■ Extracted records:
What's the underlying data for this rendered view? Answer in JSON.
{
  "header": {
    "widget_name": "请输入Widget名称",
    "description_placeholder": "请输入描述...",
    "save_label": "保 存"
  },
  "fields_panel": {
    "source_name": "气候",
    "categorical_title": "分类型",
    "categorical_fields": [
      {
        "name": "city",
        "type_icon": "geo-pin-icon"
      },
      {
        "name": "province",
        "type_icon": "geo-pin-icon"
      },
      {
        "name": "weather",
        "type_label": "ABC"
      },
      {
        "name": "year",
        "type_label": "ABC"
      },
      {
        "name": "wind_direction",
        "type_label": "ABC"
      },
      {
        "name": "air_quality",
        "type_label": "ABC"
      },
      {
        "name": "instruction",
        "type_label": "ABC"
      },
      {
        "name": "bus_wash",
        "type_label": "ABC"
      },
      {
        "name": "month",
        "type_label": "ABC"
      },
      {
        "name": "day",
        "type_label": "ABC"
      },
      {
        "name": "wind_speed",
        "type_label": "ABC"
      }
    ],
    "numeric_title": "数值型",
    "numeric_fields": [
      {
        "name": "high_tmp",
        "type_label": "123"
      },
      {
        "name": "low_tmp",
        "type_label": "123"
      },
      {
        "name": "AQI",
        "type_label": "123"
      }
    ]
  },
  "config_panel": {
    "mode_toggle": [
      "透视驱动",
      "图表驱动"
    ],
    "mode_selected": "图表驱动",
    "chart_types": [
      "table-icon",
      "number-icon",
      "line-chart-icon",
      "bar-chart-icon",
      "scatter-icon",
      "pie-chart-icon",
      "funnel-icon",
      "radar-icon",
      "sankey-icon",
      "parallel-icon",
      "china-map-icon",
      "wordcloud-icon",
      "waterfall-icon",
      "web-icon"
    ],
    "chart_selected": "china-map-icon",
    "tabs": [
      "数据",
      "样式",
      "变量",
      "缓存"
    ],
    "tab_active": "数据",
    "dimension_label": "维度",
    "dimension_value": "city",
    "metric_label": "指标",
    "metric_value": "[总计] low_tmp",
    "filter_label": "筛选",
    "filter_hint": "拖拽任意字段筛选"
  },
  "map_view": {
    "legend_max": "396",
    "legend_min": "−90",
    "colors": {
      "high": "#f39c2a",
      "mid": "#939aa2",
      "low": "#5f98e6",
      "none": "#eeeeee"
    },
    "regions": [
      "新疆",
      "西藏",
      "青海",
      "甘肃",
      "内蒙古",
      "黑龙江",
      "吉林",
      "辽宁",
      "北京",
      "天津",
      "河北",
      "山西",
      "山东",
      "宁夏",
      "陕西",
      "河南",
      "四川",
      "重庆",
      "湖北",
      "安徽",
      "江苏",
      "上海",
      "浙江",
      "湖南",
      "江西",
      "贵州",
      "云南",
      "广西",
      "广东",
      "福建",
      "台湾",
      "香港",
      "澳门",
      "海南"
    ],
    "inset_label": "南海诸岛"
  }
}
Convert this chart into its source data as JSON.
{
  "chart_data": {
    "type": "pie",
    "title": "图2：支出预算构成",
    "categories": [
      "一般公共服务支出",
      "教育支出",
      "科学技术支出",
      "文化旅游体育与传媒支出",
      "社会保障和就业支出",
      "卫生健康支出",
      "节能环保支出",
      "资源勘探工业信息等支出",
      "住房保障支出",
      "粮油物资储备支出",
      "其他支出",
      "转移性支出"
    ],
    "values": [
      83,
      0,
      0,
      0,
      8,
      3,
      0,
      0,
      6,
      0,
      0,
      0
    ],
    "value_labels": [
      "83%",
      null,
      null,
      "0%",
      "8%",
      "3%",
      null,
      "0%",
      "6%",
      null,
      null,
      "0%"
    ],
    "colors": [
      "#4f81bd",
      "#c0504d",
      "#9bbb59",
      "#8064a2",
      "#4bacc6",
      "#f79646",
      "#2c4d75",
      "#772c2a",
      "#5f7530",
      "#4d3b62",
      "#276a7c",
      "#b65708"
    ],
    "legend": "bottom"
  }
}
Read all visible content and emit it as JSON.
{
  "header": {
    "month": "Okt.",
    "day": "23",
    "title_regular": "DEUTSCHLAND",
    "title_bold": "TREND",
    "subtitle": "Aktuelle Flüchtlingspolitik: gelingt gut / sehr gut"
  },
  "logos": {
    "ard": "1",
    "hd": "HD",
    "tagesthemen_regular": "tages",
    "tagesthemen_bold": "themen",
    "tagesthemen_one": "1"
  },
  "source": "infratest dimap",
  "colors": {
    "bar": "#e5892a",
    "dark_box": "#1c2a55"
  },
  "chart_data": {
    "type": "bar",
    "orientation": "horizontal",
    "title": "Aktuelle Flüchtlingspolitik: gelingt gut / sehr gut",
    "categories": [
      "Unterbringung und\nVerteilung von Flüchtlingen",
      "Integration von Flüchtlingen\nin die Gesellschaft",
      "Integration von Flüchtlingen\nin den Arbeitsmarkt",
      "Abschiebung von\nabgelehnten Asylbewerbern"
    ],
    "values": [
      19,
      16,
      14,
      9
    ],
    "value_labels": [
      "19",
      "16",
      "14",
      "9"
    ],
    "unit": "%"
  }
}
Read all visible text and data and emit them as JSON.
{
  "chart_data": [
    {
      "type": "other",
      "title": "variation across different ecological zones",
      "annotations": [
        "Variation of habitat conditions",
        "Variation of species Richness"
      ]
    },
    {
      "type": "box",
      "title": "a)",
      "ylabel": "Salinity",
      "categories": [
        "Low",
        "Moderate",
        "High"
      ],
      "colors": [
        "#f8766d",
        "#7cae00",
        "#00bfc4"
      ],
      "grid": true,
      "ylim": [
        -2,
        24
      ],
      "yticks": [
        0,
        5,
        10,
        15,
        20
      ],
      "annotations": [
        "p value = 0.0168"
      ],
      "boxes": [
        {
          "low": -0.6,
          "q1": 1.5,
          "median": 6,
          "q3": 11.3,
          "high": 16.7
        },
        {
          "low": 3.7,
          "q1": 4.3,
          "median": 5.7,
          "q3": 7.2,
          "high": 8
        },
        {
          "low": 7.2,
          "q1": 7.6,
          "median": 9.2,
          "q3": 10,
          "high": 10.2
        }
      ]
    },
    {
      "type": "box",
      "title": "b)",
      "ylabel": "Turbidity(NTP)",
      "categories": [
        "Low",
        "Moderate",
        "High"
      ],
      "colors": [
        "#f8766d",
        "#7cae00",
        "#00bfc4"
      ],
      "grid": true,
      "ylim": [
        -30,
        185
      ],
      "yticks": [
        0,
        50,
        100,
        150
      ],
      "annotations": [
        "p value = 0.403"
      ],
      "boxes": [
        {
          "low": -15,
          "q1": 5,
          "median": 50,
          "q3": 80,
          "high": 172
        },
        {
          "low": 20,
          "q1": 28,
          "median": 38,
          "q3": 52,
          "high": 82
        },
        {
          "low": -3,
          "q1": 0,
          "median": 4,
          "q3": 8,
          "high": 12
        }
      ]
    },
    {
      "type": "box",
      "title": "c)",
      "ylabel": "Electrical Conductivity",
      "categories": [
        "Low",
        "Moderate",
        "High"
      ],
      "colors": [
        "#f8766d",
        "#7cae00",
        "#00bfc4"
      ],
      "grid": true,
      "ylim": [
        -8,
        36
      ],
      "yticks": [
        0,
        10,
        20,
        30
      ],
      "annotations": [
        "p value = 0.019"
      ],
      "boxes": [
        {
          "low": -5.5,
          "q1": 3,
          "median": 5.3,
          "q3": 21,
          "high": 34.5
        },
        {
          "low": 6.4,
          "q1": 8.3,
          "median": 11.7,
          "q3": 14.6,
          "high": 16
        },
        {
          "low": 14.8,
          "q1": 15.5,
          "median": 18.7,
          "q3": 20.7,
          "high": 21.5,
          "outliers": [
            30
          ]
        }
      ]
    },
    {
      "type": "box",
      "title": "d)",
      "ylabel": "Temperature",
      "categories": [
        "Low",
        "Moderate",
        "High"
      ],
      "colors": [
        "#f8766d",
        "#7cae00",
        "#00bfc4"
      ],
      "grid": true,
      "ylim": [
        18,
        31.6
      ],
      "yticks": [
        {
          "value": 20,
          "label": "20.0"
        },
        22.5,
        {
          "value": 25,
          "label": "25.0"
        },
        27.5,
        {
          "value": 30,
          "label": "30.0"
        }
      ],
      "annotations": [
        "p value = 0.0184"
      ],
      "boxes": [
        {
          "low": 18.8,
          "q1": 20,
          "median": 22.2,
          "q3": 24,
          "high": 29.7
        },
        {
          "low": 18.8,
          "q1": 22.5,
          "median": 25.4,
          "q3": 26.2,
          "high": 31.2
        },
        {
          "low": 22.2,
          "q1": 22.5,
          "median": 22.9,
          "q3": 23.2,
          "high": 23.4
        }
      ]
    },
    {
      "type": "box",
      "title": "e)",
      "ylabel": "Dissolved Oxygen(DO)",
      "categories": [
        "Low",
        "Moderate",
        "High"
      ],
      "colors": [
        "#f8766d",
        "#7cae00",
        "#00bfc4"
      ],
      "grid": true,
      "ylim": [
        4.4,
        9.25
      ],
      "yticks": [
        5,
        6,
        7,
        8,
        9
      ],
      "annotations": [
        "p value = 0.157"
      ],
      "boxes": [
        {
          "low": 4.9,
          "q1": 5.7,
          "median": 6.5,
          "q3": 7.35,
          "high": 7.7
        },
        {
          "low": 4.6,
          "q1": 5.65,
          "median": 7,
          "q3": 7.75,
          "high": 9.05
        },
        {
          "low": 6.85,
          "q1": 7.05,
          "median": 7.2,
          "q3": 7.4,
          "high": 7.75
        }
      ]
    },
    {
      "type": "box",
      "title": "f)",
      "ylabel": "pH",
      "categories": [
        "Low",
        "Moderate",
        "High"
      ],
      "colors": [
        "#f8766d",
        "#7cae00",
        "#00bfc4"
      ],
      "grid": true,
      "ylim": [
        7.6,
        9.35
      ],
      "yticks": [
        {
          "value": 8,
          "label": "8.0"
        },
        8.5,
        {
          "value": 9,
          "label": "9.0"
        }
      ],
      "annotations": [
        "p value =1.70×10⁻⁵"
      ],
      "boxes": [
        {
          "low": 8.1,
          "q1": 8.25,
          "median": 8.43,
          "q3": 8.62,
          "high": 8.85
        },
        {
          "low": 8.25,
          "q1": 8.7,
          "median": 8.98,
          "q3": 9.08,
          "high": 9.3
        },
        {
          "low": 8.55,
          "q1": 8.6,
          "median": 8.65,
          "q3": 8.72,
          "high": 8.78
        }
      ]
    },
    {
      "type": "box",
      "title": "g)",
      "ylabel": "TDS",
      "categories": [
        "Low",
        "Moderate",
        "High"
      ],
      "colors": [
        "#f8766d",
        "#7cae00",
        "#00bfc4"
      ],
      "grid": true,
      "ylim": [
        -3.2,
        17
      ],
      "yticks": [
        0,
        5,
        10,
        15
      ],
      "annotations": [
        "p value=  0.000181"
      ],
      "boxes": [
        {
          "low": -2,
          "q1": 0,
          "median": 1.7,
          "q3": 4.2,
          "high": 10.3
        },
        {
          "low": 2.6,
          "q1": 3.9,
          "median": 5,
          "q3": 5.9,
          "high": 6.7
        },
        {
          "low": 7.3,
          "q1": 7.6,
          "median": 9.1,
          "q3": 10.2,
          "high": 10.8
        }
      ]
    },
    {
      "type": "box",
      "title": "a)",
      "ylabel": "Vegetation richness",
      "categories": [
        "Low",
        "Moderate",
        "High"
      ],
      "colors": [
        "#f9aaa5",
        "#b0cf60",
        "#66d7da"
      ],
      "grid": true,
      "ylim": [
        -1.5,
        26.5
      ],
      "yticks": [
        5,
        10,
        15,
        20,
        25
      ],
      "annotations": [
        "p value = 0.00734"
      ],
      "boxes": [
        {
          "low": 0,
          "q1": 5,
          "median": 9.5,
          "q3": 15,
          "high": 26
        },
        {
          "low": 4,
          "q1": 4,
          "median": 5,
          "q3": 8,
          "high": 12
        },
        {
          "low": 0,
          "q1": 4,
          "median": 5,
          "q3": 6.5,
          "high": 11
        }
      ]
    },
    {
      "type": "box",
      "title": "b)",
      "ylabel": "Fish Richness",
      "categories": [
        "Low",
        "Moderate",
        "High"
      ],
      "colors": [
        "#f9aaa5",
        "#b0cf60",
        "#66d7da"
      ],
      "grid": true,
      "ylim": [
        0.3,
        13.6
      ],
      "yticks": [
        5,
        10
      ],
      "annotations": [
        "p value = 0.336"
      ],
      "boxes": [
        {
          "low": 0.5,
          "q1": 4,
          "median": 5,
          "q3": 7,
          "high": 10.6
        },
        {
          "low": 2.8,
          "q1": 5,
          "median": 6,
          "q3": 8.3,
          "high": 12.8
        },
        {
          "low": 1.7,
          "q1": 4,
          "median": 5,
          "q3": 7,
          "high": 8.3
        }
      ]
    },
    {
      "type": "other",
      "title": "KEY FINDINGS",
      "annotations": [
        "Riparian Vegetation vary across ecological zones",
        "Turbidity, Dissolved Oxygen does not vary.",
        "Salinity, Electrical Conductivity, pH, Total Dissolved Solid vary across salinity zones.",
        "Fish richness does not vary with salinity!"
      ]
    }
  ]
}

■ Stated task: Search the lines above for the string "Vegetation", then show every one that has it.

■ Solution for this problem:
      "ylabel": "Vegetation richness",
        "Riparian Vegetation vary across ecological zones",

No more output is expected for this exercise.